WORK TO COMPLETE:
Omit the pictures, then write out every entry exactly as it reads.

━━━━━━

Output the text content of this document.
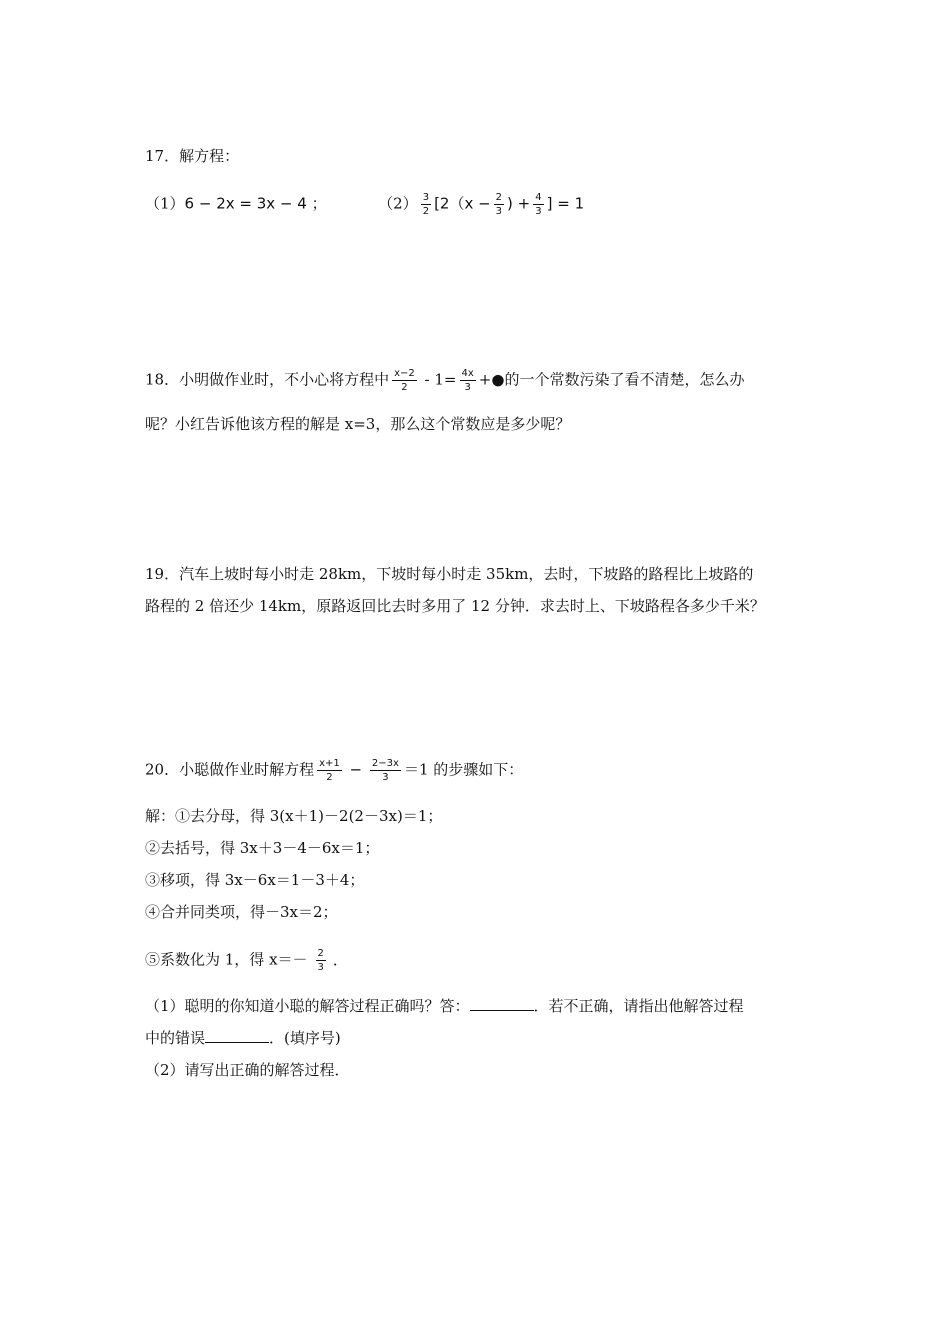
17．解方程：
（1）6 − 2x = 3x − 4 ；	$(2) \frac{3}{2} [2(x - \frac{2}{3}$ ) + $\frac{4}{3}$ ] = 1
18．小明做作业时，不小心将方程中 $\frac{x-2}{2} - 1= \frac{4x}{3}$ +●的一个常数污染了看不清楚，怎么办
呢？小红告诉他该方程的解是 x=3，那么这个常数应是多少呢？
19．汽车上坡时每小时走 28km，下坡时每小时走 35km，去时，下坡路的路程比上坡路的
路程的 2 倍还少 14km，原路返回比去时多用了 12 分钟．求去时上、下坡路程各多少千米？
20．小聪做作业时解方程 $\frac{x+1}{2} - \frac{2-3x}{3} =1$ 的步骤如下：
解：①去分母，得 3(x＋1)－2(2－3x)＝1；
②去括号，得 3x＋3－4－6x＝1；
③移项，得 3x－6x＝1－3＋4；
④合并同类项，得－3x＝2；
⑤系数化为 1，得 $x=- \frac{2}{3}$ ．
（1）聪明的你知道小聪的解答过程正确吗？答：	．若不正确，请指出他解答过程
中的错误	．(填序号)
（2）请写出正确的解答过程．
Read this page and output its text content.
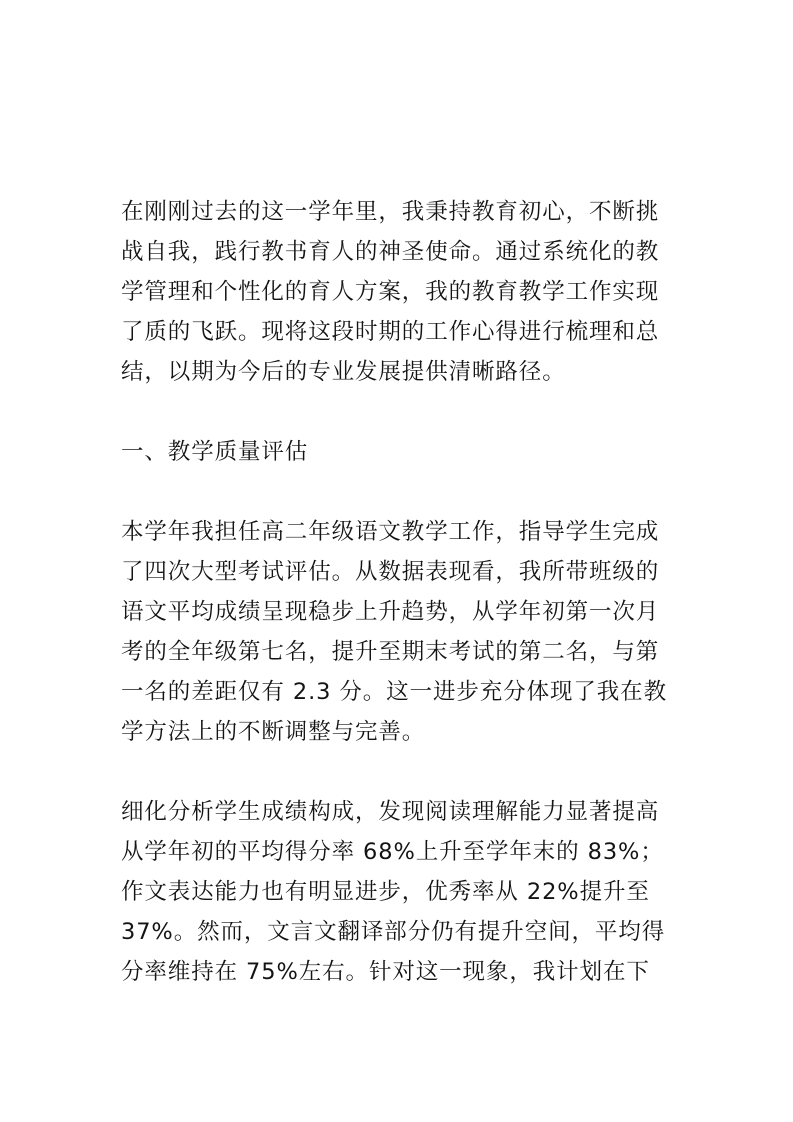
在刚刚过去的这一学年里，我秉持教育初心，不断挑
战自我，践行教书育人的神圣使命。通过系统化的教
学管理和个性化的育人方案，我的教育教学工作实现
了质的飞跃。现将这段时期的工作心得进行梳理和总
结，以期为今后的专业发展提供清晰路径。
一、教学质量评估
本学年我担任高二年级语文教学工作，指导学生完成
了四次大型考试评估。从数据表现看，我所带班级的
语文平均成绩呈现稳步上升趋势，从学年初第一次月
考的全年级第七名，提升至期末考试的第二名，与第
一名的差距仅有 2.3 分。这一进步充分体现了我在教
学方法上的不断调整与完善。
细化分析学生成绩构成，发现阅读理解能力显著提高
从学年初的平均得分率 68%上升至学年末的 83%；
作文表达能力也有明显进步，优秀率从 22%提升至
37%。然而，文言文翻译部分仍有提升空间，平均得
分率维持在 75%左右。针对这一现象，我计划在下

━━━━━━

EXERCISE RESULT:
Output the text content of this document.
17．解方程：
（1）6 − 2x = 3x − 4 ；	$(2) \frac{3}{2} [2(x - \frac{2}{3}$ ) + $\frac{4}{3}$ ] = 1
18．小明做作业时，不小心将方程中 $\frac{x-2}{2} - 1= \frac{4x}{3}$ +●的一个常数污染了看不清楚，怎么办
呢？小红告诉他该方程的解是 x=3，那么这个常数应是多少呢？
19．汽车上坡时每小时走 28km，下坡时每小时走 35km，去时，下坡路的路程比上坡路的
路程的 2 倍还少 14km，原路返回比去时多用了 12 分钟．求去时上、下坡路程各多少千米？
20．小聪做作业时解方程 $\frac{x+1}{2} - \frac{2-3x}{3} =1$ 的步骤如下：
解：①去分母，得 3(x＋1)－2(2－3x)＝1；
②去括号，得 3x＋3－4－6x＝1；
③移项，得 3x－6x＝1－3＋4；
④合并同类项，得－3x＝2；
⑤系数化为 1，得 $x=- \frac{2}{3}$ ．
（1）聪明的你知道小聪的解答过程正确吗？答：	．若不正确，请指出他解答过程
中的错误	．(填序号)
（2）请写出正确的解答过程．
Read this page and output its text content.
在刚刚过去的这一学年里，我秉持教育初心，不断挑
战自我，践行教书育人的神圣使命。通过系统化的教
学管理和个性化的育人方案，我的教育教学工作实现
了质的飞跃。现将这段时期的工作心得进行梳理和总
结，以期为今后的专业发展提供清晰路径。
一、教学质量评估
本学年我担任高二年级语文教学工作，指导学生完成
了四次大型考试评估。从数据表现看，我所带班级的
语文平均成绩呈现稳步上升趋势，从学年初第一次月
考的全年级第七名，提升至期末考试的第二名，与第
一名的差距仅有 2.3 分。这一进步充分体现了我在教
学方法上的不断调整与完善。
细化分析学生成绩构成，发现阅读理解能力显著提高
从学年初的平均得分率 68%上升至学年末的 83%；
作文表达能力也有明显进步，优秀率从 22%提升至
37%。然而，文言文翻译部分仍有提升空间，平均得
分率维持在 75%左右。针对这一现象，我计划在下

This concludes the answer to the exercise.